● SUPPLIED DATA:
===

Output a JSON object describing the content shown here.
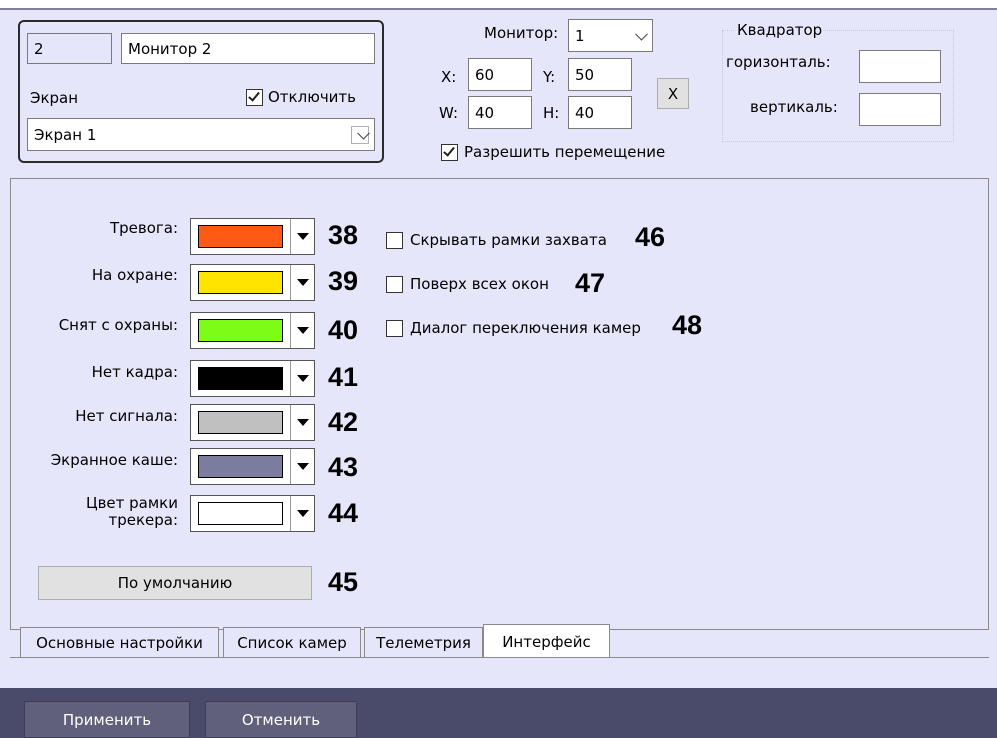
{
  "monitor": {
    "id_value": "2",
    "name_value": "Монитор 2",
    "screen_label": "Экран",
    "disable_label": "Отключить",
    "disable_checked": true,
    "screen_select_value": "Экран 1"
  },
  "position": {
    "monitor_label": "Монитор:",
    "monitor_value": "1",
    "x_label": "X:",
    "x_value": "60",
    "y_label": "Y:",
    "y_value": "50",
    "w_label": "W:",
    "w_value": "40",
    "h_label": "H:",
    "h_value": "40",
    "reset_button": "X",
    "allow_move_label": "Разрешить перемещение",
    "allow_move_checked": true
  },
  "quad": {
    "title": "Квадратор",
    "horizontal_label": "горизонталь:",
    "horizontal_value": "",
    "vertical_label": "вертикаль:",
    "vertical_value": ""
  },
  "colors": [
    {
      "label": "Тревога:",
      "color": "#ff5a14",
      "callout": "38"
    },
    {
      "label": "На охране:",
      "color": "#ffe400",
      "callout": "39"
    },
    {
      "label": "Снят с охраны:",
      "color": "#7dfc18",
      "callout": "40"
    },
    {
      "label": "Нет кадра:",
      "color": "#000000",
      "callout": "41"
    },
    {
      "label": "Нет сигнала:",
      "color": "#c0c0c0",
      "callout": "42"
    },
    {
      "label": "Экранное каше:",
      "color": "#7c7ca0",
      "callout": "43"
    },
    {
      "label": "Цвет рамки трекера:",
      "label_line1": "Цвет рамки",
      "label_line2": "трекера:",
      "color": "#ffffff",
      "callout": "44"
    }
  ],
  "default_button": "По умолчанию",
  "default_callout": "45",
  "options": [
    {
      "label": "Скрывать рамки захвата",
      "checked": false,
      "callout": "46"
    },
    {
      "label": "Поверх всех окон",
      "checked": false,
      "callout": "47"
    },
    {
      "label": "Диалог переключения камер",
      "checked": false,
      "callout": "48"
    }
  ],
  "tabs": [
    {
      "label": "Основные настройки",
      "active": false
    },
    {
      "label": "Список камер",
      "active": false
    },
    {
      "label": "Телеметрия",
      "active": false
    },
    {
      "label": "Интерфейс",
      "active": true
    }
  ],
  "footer": {
    "apply_button": "Применить",
    "cancel_button": "Отменить"
  }
}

===

● CHALLENGE: Locate the word "трекера" in the entries, and copy every line where it is found.

● FINISHED TASK:
      "label": "Цвет рамки трекера:",
      "label_line2": "трекера:",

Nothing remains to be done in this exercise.